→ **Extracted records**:
—————
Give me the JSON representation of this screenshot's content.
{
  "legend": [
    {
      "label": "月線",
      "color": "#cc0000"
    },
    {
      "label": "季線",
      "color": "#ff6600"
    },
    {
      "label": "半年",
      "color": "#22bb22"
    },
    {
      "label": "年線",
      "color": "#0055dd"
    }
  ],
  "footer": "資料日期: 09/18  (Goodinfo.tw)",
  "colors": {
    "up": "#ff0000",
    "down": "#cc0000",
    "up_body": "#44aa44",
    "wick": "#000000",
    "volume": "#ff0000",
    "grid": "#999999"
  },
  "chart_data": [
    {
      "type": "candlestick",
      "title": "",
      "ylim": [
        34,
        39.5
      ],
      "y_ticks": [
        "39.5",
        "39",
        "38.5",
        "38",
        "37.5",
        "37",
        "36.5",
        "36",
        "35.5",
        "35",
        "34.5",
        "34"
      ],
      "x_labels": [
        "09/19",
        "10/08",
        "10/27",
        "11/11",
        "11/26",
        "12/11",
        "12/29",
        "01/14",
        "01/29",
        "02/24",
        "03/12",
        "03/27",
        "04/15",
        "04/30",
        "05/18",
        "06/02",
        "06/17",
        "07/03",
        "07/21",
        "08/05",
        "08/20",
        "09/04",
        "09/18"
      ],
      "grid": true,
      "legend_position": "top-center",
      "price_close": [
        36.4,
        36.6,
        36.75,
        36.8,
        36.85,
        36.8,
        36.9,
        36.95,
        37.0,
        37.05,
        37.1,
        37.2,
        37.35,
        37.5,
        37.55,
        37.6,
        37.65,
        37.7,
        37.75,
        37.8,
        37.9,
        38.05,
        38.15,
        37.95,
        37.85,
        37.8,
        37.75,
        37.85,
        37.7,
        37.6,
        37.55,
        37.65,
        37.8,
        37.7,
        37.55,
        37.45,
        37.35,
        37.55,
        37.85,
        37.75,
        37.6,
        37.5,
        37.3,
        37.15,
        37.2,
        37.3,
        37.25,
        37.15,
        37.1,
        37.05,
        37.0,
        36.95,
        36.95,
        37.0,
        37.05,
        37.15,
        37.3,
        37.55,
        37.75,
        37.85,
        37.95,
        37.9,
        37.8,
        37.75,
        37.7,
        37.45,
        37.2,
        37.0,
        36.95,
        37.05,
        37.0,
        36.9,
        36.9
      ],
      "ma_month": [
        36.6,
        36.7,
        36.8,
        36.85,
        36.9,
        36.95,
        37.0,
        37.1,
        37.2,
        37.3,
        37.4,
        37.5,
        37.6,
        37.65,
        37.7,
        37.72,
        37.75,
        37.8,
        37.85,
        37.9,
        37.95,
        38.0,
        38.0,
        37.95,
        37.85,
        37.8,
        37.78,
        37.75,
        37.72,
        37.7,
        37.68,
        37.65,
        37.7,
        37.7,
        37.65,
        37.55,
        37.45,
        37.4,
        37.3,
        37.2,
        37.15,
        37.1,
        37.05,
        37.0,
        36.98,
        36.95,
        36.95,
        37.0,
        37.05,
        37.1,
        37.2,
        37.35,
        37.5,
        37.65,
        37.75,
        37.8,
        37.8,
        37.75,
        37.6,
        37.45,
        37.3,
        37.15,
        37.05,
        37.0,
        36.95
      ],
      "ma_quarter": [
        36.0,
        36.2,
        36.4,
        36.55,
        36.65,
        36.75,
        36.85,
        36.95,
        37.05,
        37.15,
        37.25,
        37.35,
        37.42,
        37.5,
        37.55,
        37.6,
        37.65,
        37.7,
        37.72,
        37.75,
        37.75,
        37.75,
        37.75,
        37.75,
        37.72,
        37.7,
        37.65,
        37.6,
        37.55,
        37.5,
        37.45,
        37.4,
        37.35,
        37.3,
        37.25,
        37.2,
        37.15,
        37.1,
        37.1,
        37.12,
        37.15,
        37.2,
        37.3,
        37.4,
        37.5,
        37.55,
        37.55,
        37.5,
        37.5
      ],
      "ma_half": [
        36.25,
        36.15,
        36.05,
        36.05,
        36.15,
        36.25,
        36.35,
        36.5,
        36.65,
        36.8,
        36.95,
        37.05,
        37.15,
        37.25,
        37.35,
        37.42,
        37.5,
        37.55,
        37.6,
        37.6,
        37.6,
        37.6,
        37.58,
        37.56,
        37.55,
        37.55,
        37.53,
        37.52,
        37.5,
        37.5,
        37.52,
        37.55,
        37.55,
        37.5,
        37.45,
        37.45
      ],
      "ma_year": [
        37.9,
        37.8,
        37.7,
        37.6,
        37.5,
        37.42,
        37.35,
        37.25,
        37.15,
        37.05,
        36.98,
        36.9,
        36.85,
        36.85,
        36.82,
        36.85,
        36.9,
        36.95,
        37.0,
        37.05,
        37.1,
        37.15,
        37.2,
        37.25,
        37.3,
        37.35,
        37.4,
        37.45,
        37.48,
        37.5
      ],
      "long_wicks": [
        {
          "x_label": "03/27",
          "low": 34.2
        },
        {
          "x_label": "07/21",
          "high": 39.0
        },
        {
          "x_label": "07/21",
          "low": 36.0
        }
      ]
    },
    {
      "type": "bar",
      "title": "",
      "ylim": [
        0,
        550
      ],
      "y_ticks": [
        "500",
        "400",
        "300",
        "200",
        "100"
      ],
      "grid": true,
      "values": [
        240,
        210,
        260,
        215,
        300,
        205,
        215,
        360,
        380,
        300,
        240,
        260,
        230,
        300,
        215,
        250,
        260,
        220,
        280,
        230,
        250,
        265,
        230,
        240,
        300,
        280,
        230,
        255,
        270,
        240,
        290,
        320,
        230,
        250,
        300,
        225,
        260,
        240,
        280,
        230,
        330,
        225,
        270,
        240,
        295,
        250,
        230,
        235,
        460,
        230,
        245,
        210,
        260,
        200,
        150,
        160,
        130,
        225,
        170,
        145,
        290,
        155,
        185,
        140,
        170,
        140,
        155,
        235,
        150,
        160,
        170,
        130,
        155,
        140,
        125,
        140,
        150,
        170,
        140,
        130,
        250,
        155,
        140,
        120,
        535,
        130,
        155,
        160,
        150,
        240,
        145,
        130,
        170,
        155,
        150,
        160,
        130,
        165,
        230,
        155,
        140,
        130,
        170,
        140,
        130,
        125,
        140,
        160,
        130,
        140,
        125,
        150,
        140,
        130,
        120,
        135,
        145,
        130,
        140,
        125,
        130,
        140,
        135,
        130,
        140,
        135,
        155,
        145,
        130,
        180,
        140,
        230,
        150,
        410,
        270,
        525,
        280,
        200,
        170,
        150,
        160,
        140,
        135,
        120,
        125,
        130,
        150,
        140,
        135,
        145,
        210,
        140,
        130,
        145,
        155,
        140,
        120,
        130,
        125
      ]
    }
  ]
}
—————
→ **Task requirements**:
Your task is to retype all the records above with nothing left out.

→ **Reply**:
Give me the JSON representation of this screenshot's content.
{
  "legend": [
    {
      "label": "月線",
      "color": "#cc0000"
    },
    {
      "label": "季線",
      "color": "#ff6600"
    },
    {
      "label": "半年",
      "color": "#22bb22"
    },
    {
      "label": "年線",
      "color": "#0055dd"
    }
  ],
  "footer": "資料日期: 09/18  (Goodinfo.tw)",
  "colors": {
    "up": "#ff0000",
    "down": "#cc0000",
    "up_body": "#44aa44",
    "wick": "#000000",
    "volume": "#ff0000",
    "grid": "#999999"
  },
  "chart_data": [
    {
      "type": "candlestick",
      "title": "",
      "ylim": [
        34,
        39.5
      ],
      "y_ticks": [
        "39.5",
        "39",
        "38.5",
        "38",
        "37.5",
        "37",
        "36.5",
        "36",
        "35.5",
        "35",
        "34.5",
        "34"
      ],
      "x_labels": [
        "09/19",
        "10/08",
        "10/27",
        "11/11",
        "11/26",
        "12/11",
        "12/29",
        "01/14",
        "01/29",
        "02/24",
        "03/12",
        "03/27",
        "04/15",
        "04/30",
        "05/18",
        "06/02",
        "06/17",
        "07/03",
        "07/21",
        "08/05",
        "08/20",
        "09/04",
        "09/18"
      ],
      "grid": true,
      "legend_position": "top-center",
      "price_close": [
        36.4,
        36.6,
        36.75,
        36.8,
        36.85,
        36.8,
        36.9,
        36.95,
        37.0,
        37.05,
        37.1,
        37.2,
        37.35,
        37.5,
        37.55,
        37.6,
        37.65,
        37.7,
        37.75,
        37.8,
        37.9,
        38.05,
        38.15,
        37.95,
        37.85,
        37.8,
        37.75,
        37.85,
        37.7,
        37.6,
        37.55,
        37.65,
        37.8,
        37.7,
        37.55,
        37.45,
        37.35,
        37.55,
        37.85,
        37.75,
        37.6,
        37.5,
        37.3,
        37.15,
        37.2,
        37.3,
        37.25,
        37.15,
        37.1,
        37.05,
        37.0,
        36.95,
        36.95,
        37.0,
        37.05,
        37.15,
        37.3,
        37.55,
        37.75,
        37.85,
        37.95,
        37.9,
        37.8,
        37.75,
        37.7,
        37.45,
        37.2,
        37.0,
        36.95,
        37.05,
        37.0,
        36.9,
        36.9
      ],
      "ma_month": [
        36.6,
        36.7,
        36.8,
        36.85,
        36.9,
        36.95,
        37.0,
        37.1,
        37.2,
        37.3,
        37.4,
        37.5,
        37.6,
        37.65,
        37.7,
        37.72,
        37.75,
        37.8,
        37.85,
        37.9,
        37.95,
        38.0,
        38.0,
        37.95,
        37.85,
        37.8,
        37.78,
        37.75,
        37.72,
        37.7,
        37.68,
        37.65,
        37.7,
        37.7,
        37.65,
        37.55,
        37.45,
        37.4,
        37.3,
        37.2,
        37.15,
        37.1,
        37.05,
        37.0,
        36.98,
        36.95,
        36.95,
        37.0,
        37.05,
        37.1,
        37.2,
        37.35,
        37.5,
        37.65,
        37.75,
        37.8,
        37.8,
        37.75,
        37.6,
        37.45,
        37.3,
        37.15,
        37.05,
        37.0,
        36.95
      ],
      "ma_quarter": [
        36.0,
        36.2,
        36.4,
        36.55,
        36.65,
        36.75,
        36.85,
        36.95,
        37.05,
        37.15,
        37.25,
        37.35,
        37.42,
        37.5,
        37.55,
        37.6,
        37.65,
        37.7,
        37.72,
        37.75,
        37.75,
        37.75,
        37.75,
        37.75,
        37.72,
        37.7,
        37.65,
        37.6,
        37.55,
        37.5,
        37.45,
        37.4,
        37.35,
        37.3,
        37.25,
        37.2,
        37.15,
        37.1,
        37.1,
        37.12,
        37.15,
        37.2,
        37.3,
        37.4,
        37.5,
        37.55,
        37.55,
        37.5,
        37.5
      ],
      "ma_half": [
        36.25,
        36.15,
        36.05,
        36.05,
        36.15,
        36.25,
        36.35,
        36.5,
        36.65,
        36.8,
        36.95,
        37.05,
        37.15,
        37.25,
        37.35,
        37.42,
        37.5,
        37.55,
        37.6,
        37.6,
        37.6,
        37.6,
        37.58,
        37.56,
        37.55,
        37.55,
        37.53,
        37.52,
        37.5,
        37.5,
        37.52,
        37.55,
        37.55,
        37.5,
        37.45,
        37.45
      ],
      "ma_year": [
        37.9,
        37.8,
        37.7,
        37.6,
        37.5,
        37.42,
        37.35,
        37.25,
        37.15,
        37.05,
        36.98,
        36.9,
        36.85,
        36.85,
        36.82,
        36.85,
        36.9,
        36.95,
        37.0,
        37.05,
        37.1,
        37.15,
        37.2,
        37.25,
        37.3,
        37.35,
        37.4,
        37.45,
        37.48,
        37.5
      ],
      "long_wicks": [
        {
          "x_label": "03/27",
          "low": 34.2
        },
        {
          "x_label": "07/21",
          "high": 39.0
        },
        {
          "x_label": "07/21",
          "low": 36.0
        }
      ]
    },
    {
      "type": "bar",
      "title": "",
      "ylim": [
        0,
        550
      ],
      "y_ticks": [
        "500",
        "400",
        "300",
        "200",
        "100"
      ],
      "grid": true,
      "values": [
        240,
        210,
        260,
        215,
        300,
        205,
        215,
        360,
        380,
        300,
        240,
        260,
        230,
        300,
        215,
        250,
        260,
        220,
        280,
        230,
        250,
        265,
        230,
        240,
        300,
        280,
        230,
        255,
        270,
        240,
        290,
        320,
        230,
        250,
        300,
        225,
        260,
        240,
        280,
        230,
        330,
        225,
        270,
        240,
        295,
        250,
        230,
        235,
        460,
        230,
        245,
        210,
        260,
        200,
        150,
        160,
        130,
        225,
        170,
        145,
        290,
        155,
        185,
        140,
        170,
        140,
        155,
        235,
        150,
        160,
        170,
        130,
        155,
        140,
        125,
        140,
        150,
        170,
        140,
        130,
        250,
        155,
        140,
        120,
        535,
        130,
        155,
        160,
        150,
        240,
        145,
        130,
        170,
        155,
        150,
        160,
        130,
        165,
        230,
        155,
        140,
        130,
        170,
        140,
        130,
        125,
        140,
        160,
        130,
        140,
        125,
        150,
        140,
        130,
        120,
        135,
        145,
        130,
        140,
        125,
        130,
        140,
        135,
        130,
        140,
        135,
        155,
        145,
        130,
        180,
        140,
        230,
        150,
        410,
        270,
        525,
        280,
        200,
        170,
        150,
        160,
        140,
        135,
        120,
        125,
        130,
        150,
        140,
        135,
        145,
        210,
        140,
        130,
        145,
        155,
        140,
        120,
        130,
        125
      ]
    }
  ]
}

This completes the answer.